======== Given data ========
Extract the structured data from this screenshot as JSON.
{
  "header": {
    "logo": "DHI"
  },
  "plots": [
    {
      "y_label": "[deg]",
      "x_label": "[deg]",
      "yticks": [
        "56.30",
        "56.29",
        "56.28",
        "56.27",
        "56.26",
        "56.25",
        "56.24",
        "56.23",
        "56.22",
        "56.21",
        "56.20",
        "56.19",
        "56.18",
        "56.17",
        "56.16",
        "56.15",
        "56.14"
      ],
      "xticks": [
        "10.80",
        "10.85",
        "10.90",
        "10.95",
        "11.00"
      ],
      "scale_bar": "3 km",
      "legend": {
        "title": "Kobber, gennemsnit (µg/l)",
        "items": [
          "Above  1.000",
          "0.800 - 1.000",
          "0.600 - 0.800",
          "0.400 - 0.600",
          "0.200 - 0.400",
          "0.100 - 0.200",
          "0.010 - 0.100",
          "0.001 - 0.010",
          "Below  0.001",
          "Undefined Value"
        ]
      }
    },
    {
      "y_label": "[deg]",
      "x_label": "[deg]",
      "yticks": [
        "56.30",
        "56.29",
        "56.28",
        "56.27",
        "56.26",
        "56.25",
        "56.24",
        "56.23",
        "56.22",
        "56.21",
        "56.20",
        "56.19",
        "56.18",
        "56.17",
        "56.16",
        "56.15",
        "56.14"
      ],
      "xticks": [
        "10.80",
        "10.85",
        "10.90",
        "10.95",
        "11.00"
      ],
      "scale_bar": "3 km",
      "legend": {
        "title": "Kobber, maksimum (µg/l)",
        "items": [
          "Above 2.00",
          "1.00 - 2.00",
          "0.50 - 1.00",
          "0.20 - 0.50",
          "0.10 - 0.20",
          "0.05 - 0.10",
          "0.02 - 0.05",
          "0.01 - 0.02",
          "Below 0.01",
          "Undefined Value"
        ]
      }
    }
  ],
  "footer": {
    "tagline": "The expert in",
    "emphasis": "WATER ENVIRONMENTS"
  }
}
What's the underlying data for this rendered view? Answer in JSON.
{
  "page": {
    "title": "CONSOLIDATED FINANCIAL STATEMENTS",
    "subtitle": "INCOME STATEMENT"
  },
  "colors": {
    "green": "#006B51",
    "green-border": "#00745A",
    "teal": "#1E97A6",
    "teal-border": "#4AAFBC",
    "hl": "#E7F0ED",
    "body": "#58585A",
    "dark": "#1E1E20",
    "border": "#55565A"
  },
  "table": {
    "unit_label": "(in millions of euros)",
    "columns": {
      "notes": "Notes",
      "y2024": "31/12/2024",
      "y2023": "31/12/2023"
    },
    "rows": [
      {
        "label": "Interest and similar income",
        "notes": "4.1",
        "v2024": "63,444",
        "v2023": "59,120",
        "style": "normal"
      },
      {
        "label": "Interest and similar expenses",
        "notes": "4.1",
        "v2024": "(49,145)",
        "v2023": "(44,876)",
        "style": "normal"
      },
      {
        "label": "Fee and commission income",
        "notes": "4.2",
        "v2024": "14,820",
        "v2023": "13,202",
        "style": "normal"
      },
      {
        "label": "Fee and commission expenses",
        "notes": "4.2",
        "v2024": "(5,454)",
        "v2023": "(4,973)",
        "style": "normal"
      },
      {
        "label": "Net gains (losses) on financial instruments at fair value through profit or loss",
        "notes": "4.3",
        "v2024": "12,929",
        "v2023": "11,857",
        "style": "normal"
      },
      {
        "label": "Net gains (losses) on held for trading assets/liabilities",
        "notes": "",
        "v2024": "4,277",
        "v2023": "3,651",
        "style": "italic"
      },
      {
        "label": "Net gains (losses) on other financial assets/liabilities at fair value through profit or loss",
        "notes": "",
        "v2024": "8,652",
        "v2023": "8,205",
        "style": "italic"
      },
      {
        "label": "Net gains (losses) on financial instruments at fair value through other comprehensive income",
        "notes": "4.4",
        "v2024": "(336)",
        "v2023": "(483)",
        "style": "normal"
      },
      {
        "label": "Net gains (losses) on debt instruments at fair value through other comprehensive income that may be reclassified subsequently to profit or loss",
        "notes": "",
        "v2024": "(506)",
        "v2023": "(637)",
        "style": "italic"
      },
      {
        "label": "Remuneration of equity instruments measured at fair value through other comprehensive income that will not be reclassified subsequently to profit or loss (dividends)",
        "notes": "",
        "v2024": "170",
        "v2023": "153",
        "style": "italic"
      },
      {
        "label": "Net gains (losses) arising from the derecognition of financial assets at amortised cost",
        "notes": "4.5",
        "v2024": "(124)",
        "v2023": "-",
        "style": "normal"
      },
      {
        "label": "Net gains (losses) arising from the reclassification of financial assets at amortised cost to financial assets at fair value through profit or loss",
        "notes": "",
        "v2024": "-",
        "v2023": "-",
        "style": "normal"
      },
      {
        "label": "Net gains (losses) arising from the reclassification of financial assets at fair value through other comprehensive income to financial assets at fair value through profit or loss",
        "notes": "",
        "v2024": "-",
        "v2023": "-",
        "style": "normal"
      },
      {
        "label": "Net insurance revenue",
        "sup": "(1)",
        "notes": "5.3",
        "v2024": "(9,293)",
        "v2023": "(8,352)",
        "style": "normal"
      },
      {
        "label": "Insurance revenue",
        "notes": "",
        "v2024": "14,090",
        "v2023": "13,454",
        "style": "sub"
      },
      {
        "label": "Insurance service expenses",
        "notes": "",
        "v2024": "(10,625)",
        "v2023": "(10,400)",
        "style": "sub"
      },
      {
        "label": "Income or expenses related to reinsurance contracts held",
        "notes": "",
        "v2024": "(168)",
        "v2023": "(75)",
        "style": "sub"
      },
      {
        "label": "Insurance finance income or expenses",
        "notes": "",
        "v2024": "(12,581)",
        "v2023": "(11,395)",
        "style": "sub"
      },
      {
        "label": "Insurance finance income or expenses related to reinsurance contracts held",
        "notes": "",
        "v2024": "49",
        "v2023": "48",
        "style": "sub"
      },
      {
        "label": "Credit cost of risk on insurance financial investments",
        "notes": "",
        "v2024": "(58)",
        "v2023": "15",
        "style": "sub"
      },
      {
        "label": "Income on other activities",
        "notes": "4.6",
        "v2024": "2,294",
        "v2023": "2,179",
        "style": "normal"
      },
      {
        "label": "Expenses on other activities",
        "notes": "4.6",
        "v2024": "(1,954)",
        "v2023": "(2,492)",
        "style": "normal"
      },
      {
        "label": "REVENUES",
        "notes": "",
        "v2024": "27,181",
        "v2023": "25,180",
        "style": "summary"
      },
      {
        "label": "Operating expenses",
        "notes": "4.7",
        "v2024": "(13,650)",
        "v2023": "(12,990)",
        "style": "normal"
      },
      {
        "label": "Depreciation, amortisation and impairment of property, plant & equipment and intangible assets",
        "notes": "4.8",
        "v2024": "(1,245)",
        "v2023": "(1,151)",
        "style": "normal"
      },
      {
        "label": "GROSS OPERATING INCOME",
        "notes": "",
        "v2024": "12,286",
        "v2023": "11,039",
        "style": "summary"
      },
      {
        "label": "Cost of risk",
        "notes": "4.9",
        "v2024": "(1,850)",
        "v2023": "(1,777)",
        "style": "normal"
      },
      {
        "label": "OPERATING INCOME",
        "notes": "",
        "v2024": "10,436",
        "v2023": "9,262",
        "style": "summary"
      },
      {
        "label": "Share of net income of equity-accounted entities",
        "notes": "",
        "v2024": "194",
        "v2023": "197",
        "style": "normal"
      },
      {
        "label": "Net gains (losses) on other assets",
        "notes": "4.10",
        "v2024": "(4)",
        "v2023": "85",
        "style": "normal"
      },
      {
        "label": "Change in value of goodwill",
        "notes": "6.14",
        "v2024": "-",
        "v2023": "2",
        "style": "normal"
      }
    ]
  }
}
========
Objective » Repeat all of the records above exactly as written.

Worked answer »
Extract the structured data from this screenshot as JSON.
{
  "header": {
    "logo": "DHI"
  },
  "plots": [
    {
      "y_label": "[deg]",
      "x_label": "[deg]",
      "yticks": [
        "56.30",
        "56.29",
        "56.28",
        "56.27",
        "56.26",
        "56.25",
        "56.24",
        "56.23",
        "56.22",
        "56.21",
        "56.20",
        "56.19",
        "56.18",
        "56.17",
        "56.16",
        "56.15",
        "56.14"
      ],
      "xticks": [
        "10.80",
        "10.85",
        "10.90",
        "10.95",
        "11.00"
      ],
      "scale_bar": "3 km",
      "legend": {
        "title": "Kobber, gennemsnit (µg/l)",
        "items": [
          "Above  1.000",
          "0.800 - 1.000",
          "0.600 - 0.800",
          "0.400 - 0.600",
          "0.200 - 0.400",
          "0.100 - 0.200",
          "0.010 - 0.100",
          "0.001 - 0.010",
          "Below  0.001",
          "Undefined Value"
        ]
      }
    },
    {
      "y_label": "[deg]",
      "x_label": "[deg]",
      "yticks": [
        "56.30",
        "56.29",
        "56.28",
        "56.27",
        "56.26",
        "56.25",
        "56.24",
        "56.23",
        "56.22",
        "56.21",
        "56.20",
        "56.19",
        "56.18",
        "56.17",
        "56.16",
        "56.15",
        "56.14"
      ],
      "xticks": [
        "10.80",
        "10.85",
        "10.90",
        "10.95",
        "11.00"
      ],
      "scale_bar": "3 km",
      "legend": {
        "title": "Kobber, maksimum (µg/l)",
        "items": [
          "Above 2.00",
          "1.00 - 2.00",
          "0.50 - 1.00",
          "0.20 - 0.50",
          "0.10 - 0.20",
          "0.05 - 0.10",
          "0.02 - 0.05",
          "0.01 - 0.02",
          "Below 0.01",
          "Undefined Value"
        ]
      }
    }
  ],
  "footer": {
    "tagline": "The expert in",
    "emphasis": "WATER ENVIRONMENTS"
  }
}
What's the underlying data for this rendered view? Answer in JSON.
{
  "page": {
    "title": "CONSOLIDATED FINANCIAL STATEMENTS",
    "subtitle": "INCOME STATEMENT"
  },
  "colors": {
    "green": "#006B51",
    "green-border": "#00745A",
    "teal": "#1E97A6",
    "teal-border": "#4AAFBC",
    "hl": "#E7F0ED",
    "body": "#58585A",
    "dark": "#1E1E20",
    "border": "#55565A"
  },
  "table": {
    "unit_label": "(in millions of euros)",
    "columns": {
      "notes": "Notes",
      "y2024": "31/12/2024",
      "y2023": "31/12/2023"
    },
    "rows": [
      {
        "label": "Interest and similar income",
        "notes": "4.1",
        "v2024": "63,444",
        "v2023": "59,120",
        "style": "normal"
      },
      {
        "label": "Interest and similar expenses",
        "notes": "4.1",
        "v2024": "(49,145)",
        "v2023": "(44,876)",
        "style": "normal"
      },
      {
        "label": "Fee and commission income",
        "notes": "4.2",
        "v2024": "14,820",
        "v2023": "13,202",
        "style": "normal"
      },
      {
        "label": "Fee and commission expenses",
        "notes": "4.2",
        "v2024": "(5,454)",
        "v2023": "(4,973)",
        "style": "normal"
      },
      {
        "label": "Net gains (losses) on financial instruments at fair value through profit or loss",
        "notes": "4.3",
        "v2024": "12,929",
        "v2023": "11,857",
        "style": "normal"
      },
      {
        "label": "Net gains (losses) on held for trading assets/liabilities",
        "notes": "",
        "v2024": "4,277",
        "v2023": "3,651",
        "style": "italic"
      },
      {
        "label": "Net gains (losses) on other financial assets/liabilities at fair value through profit or loss",
        "notes": "",
        "v2024": "8,652",
        "v2023": "8,205",
        "style": "italic"
      },
      {
        "label": "Net gains (losses) on financial instruments at fair value through other comprehensive income",
        "notes": "4.4",
        "v2024": "(336)",
        "v2023": "(483)",
        "style": "normal"
      },
      {
        "label": "Net gains (losses) on debt instruments at fair value through other comprehensive income that may be reclassified subsequently to profit or loss",
        "notes": "",
        "v2024": "(506)",
        "v2023": "(637)",
        "style": "italic"
      },
      {
        "label": "Remuneration of equity instruments measured at fair value through other comprehensive income that will not be reclassified subsequently to profit or loss (dividends)",
        "notes": "",
        "v2024": "170",
        "v2023": "153",
        "style": "italic"
      },
      {
        "label": "Net gains (losses) arising from the derecognition of financial assets at amortised cost",
        "notes": "4.5",
        "v2024": "(124)",
        "v2023": "-",
        "style": "normal"
      },
      {
        "label": "Net gains (losses) arising from the reclassification of financial assets at amortised cost to financial assets at fair value through profit or loss",
        "notes": "",
        "v2024": "-",
        "v2023": "-",
        "style": "normal"
      },
      {
        "label": "Net gains (losses) arising from the reclassification of financial assets at fair value through other comprehensive income to financial assets at fair value through profit or loss",
        "notes": "",
        "v2024": "-",
        "v2023": "-",
        "style": "normal"
      },
      {
        "label": "Net insurance revenue",
        "sup": "(1)",
        "notes": "5.3",
        "v2024": "(9,293)",
        "v2023": "(8,352)",
        "style": "normal"
      },
      {
        "label": "Insurance revenue",
        "notes": "",
        "v2024": "14,090",
        "v2023": "13,454",
        "style": "sub"
      },
      {
        "label": "Insurance service expenses",
        "notes": "",
        "v2024": "(10,625)",
        "v2023": "(10,400)",
        "style": "sub"
      },
      {
        "label": "Income or expenses related to reinsurance contracts held",
        "notes": "",
        "v2024": "(168)",
        "v2023": "(75)",
        "style": "sub"
      },
      {
        "label": "Insurance finance income or expenses",
        "notes": "",
        "v2024": "(12,581)",
        "v2023": "(11,395)",
        "style": "sub"
      },
      {
        "label": "Insurance finance income or expenses related to reinsurance contracts held",
        "notes": "",
        "v2024": "49",
        "v2023": "48",
        "style": "sub"
      },
      {
        "label": "Credit cost of risk on insurance financial investments",
        "notes": "",
        "v2024": "(58)",
        "v2023": "15",
        "style": "sub"
      },
      {
        "label": "Income on other activities",
        "notes": "4.6",
        "v2024": "2,294",
        "v2023": "2,179",
        "style": "normal"
      },
      {
        "label": "Expenses on other activities",
        "notes": "4.6",
        "v2024": "(1,954)",
        "v2023": "(2,492)",
        "style": "normal"
      },
      {
        "label": "REVENUES",
        "notes": "",
        "v2024": "27,181",
        "v2023": "25,180",
        "style": "summary"
      },
      {
        "label": "Operating expenses",
        "notes": "4.7",
        "v2024": "(13,650)",
        "v2023": "(12,990)",
        "style": "normal"
      },
      {
        "label": "Depreciation, amortisation and impairment of property, plant & equipment and intangible assets",
        "notes": "4.8",
        "v2024": "(1,245)",
        "v2023": "(1,151)",
        "style": "normal"
      },
      {
        "label": "GROSS OPERATING INCOME",
        "notes": "",
        "v2024": "12,286",
        "v2023": "11,039",
        "style": "summary"
      },
      {
        "label": "Cost of risk",
        "notes": "4.9",
        "v2024": "(1,850)",
        "v2023": "(1,777)",
        "style": "normal"
      },
      {
        "label": "OPERATING INCOME",
        "notes": "",
        "v2024": "10,436",
        "v2023": "9,262",
        "style": "summary"
      },
      {
        "label": "Share of net income of equity-accounted entities",
        "notes": "",
        "v2024": "194",
        "v2023": "197",
        "style": "normal"
      },
      {
        "label": "Net gains (losses) on other assets",
        "notes": "4.10",
        "v2024": "(4)",
        "v2023": "85",
        "style": "normal"
      },
      {
        "label": "Change in value of goodwill",
        "notes": "6.14",
        "v2024": "-",
        "v2023": "2",
        "style": "normal"
      }
    ]
  }
}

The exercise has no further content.